[Start of Records for the task]

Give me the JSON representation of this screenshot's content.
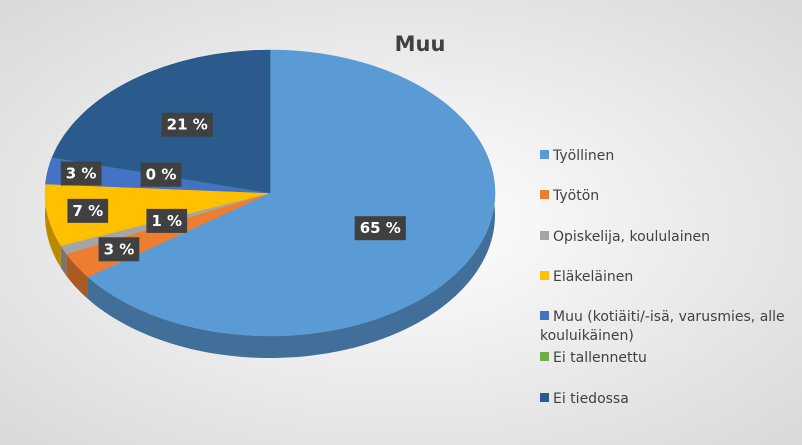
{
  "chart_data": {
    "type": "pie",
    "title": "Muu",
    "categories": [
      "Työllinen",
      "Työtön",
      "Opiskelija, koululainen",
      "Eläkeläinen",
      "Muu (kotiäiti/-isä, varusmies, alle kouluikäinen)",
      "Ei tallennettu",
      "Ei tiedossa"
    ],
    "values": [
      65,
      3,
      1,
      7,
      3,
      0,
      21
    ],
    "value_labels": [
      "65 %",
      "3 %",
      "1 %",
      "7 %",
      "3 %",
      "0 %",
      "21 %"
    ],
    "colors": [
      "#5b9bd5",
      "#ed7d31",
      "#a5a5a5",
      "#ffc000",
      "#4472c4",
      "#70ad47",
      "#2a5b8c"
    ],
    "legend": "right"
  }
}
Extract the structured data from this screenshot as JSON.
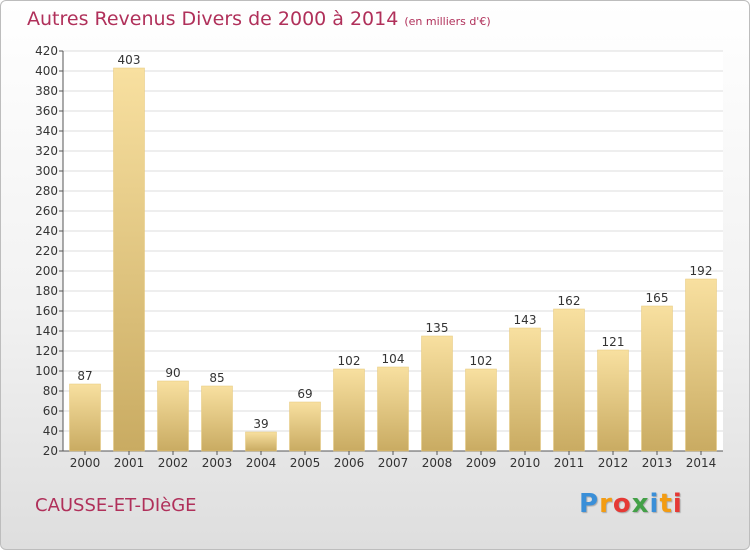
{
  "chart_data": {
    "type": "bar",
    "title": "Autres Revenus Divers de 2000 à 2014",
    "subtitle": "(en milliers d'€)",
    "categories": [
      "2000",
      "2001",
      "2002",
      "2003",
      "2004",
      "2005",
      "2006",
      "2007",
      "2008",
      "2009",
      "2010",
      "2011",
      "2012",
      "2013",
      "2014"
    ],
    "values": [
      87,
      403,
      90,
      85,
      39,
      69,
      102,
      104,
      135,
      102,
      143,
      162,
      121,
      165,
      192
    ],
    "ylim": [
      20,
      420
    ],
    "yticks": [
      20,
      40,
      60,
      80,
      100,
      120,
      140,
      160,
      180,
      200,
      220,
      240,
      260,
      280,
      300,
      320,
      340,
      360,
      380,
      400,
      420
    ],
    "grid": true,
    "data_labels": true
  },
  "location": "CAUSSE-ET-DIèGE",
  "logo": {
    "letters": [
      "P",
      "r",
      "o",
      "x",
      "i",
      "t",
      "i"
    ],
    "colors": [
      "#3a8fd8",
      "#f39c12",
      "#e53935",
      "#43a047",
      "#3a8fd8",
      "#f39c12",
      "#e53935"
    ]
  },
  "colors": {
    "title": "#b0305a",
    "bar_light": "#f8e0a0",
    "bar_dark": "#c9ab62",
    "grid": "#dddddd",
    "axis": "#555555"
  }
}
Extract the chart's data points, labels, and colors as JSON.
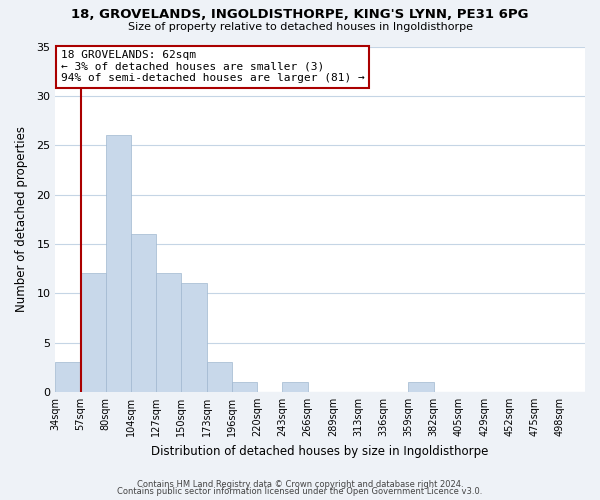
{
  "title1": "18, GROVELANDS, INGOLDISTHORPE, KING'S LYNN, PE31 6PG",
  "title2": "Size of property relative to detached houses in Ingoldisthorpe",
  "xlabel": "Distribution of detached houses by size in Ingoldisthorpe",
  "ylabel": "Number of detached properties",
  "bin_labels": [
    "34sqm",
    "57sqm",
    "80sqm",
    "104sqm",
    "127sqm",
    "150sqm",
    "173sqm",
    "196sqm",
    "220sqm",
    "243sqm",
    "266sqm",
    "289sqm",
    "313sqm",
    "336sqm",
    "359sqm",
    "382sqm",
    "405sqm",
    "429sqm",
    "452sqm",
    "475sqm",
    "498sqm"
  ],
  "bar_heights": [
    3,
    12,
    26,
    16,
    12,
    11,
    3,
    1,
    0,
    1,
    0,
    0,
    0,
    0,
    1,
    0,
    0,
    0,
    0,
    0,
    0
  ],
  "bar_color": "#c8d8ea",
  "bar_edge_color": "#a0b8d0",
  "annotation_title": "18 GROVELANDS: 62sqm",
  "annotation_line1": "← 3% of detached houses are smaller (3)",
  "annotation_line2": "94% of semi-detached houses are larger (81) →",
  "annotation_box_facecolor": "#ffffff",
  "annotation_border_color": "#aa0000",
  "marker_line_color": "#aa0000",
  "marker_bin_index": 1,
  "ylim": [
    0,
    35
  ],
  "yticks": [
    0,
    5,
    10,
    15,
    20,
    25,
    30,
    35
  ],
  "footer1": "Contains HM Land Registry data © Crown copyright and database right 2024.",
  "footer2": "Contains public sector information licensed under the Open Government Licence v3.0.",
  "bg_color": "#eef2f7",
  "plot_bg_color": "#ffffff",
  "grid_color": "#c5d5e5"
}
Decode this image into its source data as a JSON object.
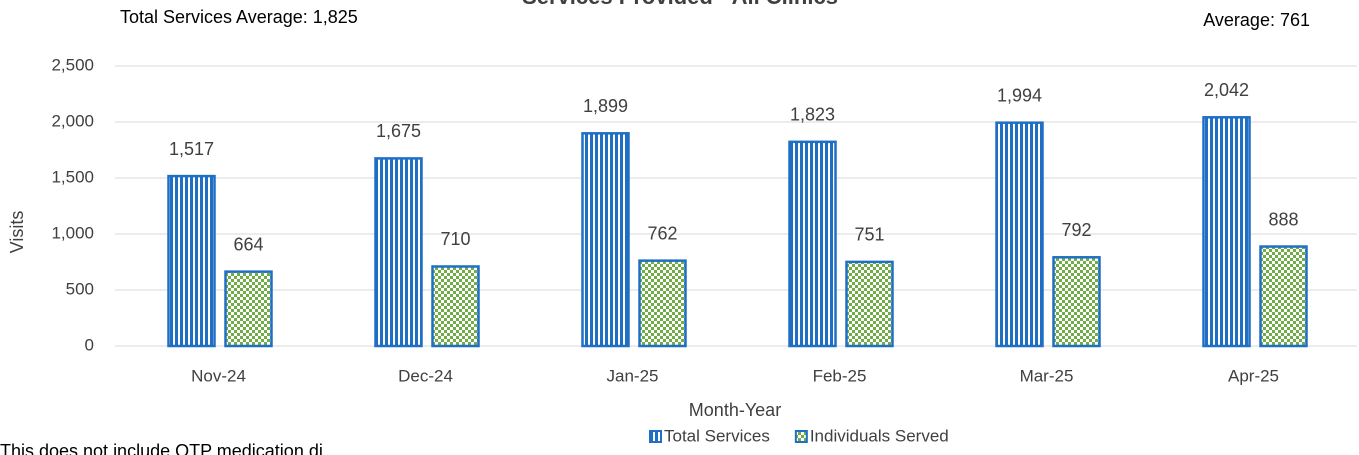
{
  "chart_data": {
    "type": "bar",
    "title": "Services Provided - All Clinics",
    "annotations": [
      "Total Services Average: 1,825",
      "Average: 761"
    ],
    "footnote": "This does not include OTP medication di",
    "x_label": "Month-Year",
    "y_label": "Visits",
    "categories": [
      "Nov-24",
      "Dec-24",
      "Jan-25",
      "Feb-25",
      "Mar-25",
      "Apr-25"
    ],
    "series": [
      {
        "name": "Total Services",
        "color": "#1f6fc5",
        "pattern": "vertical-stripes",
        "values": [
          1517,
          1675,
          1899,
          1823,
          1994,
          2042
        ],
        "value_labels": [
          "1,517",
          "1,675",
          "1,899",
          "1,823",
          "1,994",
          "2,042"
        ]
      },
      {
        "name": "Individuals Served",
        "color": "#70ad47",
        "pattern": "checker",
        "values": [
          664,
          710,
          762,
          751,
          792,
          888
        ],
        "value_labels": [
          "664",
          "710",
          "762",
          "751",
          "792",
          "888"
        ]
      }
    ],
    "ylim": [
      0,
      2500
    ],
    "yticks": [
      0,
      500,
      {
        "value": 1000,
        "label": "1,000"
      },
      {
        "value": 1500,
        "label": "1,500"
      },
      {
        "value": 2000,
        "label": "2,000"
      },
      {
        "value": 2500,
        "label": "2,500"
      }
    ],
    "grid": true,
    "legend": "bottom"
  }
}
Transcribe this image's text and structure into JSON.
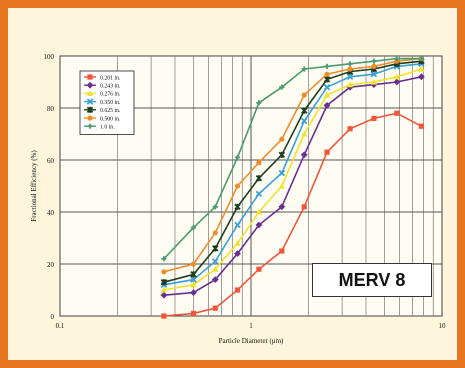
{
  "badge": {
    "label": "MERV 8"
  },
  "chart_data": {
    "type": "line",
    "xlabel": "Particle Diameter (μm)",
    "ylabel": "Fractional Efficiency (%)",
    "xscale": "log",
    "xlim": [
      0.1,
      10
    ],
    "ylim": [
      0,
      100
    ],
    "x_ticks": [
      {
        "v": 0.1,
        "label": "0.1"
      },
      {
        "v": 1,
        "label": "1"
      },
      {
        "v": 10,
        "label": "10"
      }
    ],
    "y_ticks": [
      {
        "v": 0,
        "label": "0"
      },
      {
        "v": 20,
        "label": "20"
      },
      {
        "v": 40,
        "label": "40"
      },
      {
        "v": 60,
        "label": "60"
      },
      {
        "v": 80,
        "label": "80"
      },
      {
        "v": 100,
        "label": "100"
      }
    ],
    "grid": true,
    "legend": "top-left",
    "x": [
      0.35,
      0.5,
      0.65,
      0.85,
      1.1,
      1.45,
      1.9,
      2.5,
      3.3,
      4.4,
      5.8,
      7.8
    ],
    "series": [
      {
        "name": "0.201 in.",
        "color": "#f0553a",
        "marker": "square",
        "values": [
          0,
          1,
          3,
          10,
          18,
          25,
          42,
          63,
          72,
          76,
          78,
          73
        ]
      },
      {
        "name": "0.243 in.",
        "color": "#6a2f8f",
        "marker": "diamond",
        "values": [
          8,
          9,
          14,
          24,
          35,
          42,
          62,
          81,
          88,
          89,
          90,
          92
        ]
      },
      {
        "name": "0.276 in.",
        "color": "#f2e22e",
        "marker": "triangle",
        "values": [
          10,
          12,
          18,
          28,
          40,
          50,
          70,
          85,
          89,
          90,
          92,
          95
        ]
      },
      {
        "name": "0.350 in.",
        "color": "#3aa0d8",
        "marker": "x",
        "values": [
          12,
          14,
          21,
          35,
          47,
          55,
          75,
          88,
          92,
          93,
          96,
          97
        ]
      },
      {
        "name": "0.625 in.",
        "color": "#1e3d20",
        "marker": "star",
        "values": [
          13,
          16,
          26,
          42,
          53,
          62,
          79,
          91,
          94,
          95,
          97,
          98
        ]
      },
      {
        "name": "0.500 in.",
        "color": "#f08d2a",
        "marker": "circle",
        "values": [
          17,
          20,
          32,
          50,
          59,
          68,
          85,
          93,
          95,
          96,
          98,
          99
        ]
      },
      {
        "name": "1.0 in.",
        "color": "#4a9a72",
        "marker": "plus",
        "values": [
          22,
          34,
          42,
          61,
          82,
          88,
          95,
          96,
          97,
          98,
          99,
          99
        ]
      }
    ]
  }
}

[End of Records for the task]

# Required work
Take each line containing the string "image" and copy it out.

# Reply to the exercise
Decode this image into its source data as a JSON object.
Transcribe this image's text and structure into JSON.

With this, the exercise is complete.